→ Directive
From the entries below, copy every line that holds the word "JSON".

→ Stored records
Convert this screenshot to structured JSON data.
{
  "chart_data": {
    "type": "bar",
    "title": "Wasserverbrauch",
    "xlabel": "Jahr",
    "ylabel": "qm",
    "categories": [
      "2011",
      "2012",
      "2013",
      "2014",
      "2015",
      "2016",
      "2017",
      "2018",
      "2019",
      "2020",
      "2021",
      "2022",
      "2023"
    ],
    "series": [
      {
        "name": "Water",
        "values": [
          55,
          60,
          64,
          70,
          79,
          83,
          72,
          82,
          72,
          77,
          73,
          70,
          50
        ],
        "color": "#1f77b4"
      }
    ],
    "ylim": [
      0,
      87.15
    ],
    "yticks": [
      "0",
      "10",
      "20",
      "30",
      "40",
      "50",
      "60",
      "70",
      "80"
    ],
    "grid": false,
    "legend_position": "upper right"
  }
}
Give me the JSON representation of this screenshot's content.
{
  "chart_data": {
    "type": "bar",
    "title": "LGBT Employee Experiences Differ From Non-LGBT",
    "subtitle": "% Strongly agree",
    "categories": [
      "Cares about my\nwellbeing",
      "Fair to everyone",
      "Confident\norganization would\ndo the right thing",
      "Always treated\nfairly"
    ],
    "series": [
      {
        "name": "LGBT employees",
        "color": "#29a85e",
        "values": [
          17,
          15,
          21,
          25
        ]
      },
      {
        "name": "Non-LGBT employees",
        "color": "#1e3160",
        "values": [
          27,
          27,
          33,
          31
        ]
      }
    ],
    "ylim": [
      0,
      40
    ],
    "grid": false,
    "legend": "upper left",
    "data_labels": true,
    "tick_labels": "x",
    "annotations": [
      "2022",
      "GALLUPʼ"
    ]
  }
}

→ Solution below
Convert this screenshot to structured JSON data.
Give me the JSON representation of this screenshot's content.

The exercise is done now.